* **PASSAGE TO READ**
══════════

Since Ripple, uniquely, can rely only on authentication between the two people making the exchange, this implementation uses authentication only between people, and not between servers.

What this means is, instead of each server authenticating itself via a certificate authority, which requires a centralization of trust (even if a web-of-trust certificate authority is used, it still to some extent centralizes), Ripple can operate with only people with trustlines authenticating themselves to each other.

Practically, this also works well with symmetric keys, which the people exchange in some way. A peer (essentially a trustline, but with some other data too such as shared secret key) is stored in accounts/your_account/peers/your_peers_account/secretkey.txt, and the shared secret is stored there as well. The authentication then uses a "message authentication code" alongside the message, a hash. Such a signature has theoretically stronger security than an asymmetric signature, and this implementation wants to demonstrate that Ripple can operate with symmetric cryptography only, which is a strength it has.

This implementation will then use no encryption of the messages, besides for exchanging peer account secret keys. It will use (mostly) no encryption since encryption isn't strictly needed to run Ripple. It is easy to add. Note that assuming account-to-account encryption, the account identifier has to be plaintext anyway.

People also use symmetric authentication with their server, and this is set up by exchanging a shared secret key with the server admin. The key is stored (on the server) in accounts/your_account/secretkey.txt, and in the client, in client_datadir/secretkey.txt. Besides that, all messages in plaintext. No persistent connection to server needed, craft a message (a command with argments, and your username as parameter), generate hash as signature, and submit the message and the signature to the server. Asymmetric key could be used too, but the benefit of asymmetric cryptography is in public contexts, and in person-to-person (including person-to-server where its still a personal exchange between two entities) they're not required.

══════════

* **RECORDS**

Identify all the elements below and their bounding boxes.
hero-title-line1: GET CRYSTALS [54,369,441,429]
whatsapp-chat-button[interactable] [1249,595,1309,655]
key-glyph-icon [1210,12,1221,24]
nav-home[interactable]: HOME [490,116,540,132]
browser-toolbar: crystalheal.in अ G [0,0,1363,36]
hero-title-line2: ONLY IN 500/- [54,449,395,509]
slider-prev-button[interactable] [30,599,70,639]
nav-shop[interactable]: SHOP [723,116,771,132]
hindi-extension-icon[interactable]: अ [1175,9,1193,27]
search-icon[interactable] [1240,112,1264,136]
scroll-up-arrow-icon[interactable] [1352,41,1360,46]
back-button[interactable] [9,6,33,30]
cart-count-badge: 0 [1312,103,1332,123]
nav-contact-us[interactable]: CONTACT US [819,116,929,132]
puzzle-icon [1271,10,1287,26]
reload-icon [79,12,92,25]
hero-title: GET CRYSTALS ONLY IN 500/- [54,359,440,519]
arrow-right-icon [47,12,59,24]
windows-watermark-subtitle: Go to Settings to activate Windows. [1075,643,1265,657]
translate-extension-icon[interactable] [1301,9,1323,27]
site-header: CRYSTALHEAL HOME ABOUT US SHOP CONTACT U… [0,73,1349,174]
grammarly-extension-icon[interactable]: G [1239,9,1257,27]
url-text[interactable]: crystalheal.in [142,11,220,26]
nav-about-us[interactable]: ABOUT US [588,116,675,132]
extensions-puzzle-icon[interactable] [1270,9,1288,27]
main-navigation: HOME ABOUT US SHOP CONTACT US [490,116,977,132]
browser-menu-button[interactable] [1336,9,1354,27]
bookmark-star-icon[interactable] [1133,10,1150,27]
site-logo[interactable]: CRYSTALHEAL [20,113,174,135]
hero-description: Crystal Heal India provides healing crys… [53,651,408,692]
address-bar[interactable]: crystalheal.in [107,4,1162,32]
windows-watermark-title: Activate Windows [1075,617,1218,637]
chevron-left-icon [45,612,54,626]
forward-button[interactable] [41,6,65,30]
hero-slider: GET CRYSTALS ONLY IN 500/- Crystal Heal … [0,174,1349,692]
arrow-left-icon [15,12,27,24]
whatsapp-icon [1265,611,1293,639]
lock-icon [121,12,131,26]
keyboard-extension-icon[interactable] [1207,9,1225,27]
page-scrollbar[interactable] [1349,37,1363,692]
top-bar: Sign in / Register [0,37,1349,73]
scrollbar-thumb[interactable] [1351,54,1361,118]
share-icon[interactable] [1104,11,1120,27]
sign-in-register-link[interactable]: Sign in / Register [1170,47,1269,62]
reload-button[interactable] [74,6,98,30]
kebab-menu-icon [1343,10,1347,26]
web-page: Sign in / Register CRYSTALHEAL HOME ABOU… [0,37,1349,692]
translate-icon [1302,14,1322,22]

══════════

* **BRIEF 1**
According to the Ripple authentication text, where does the client store the shared secret key for authenticating with its server?
* **BRIEF 2**
Write out the stretch of the Ripple authentication text from "People also use" through "they're not required.", switching "server admin" to "system operator".

* **REPLY 1**
In client_datadir/secretkey.txt.

* **REPLY 2**
People also use symmetric authentication with their server, and this is set up by exchanging a shared secret key with the system operator. The key is stored (on the server) in accounts/your_account/secretkey.txt, and in the client, in client_datadir/secretkey.txt. Besides that, all messages in plaintext. No persistent connection to server needed, craft a message (a command with argments, and your username as parameter), generate hash as signature, and submit the message and the signature to the server. Asymmetric key could be used too, but the benefit of asymmetric cryptography is in public contexts, and in person-to-person (including person-to-server where its still a personal exchange between two entities) they're not required.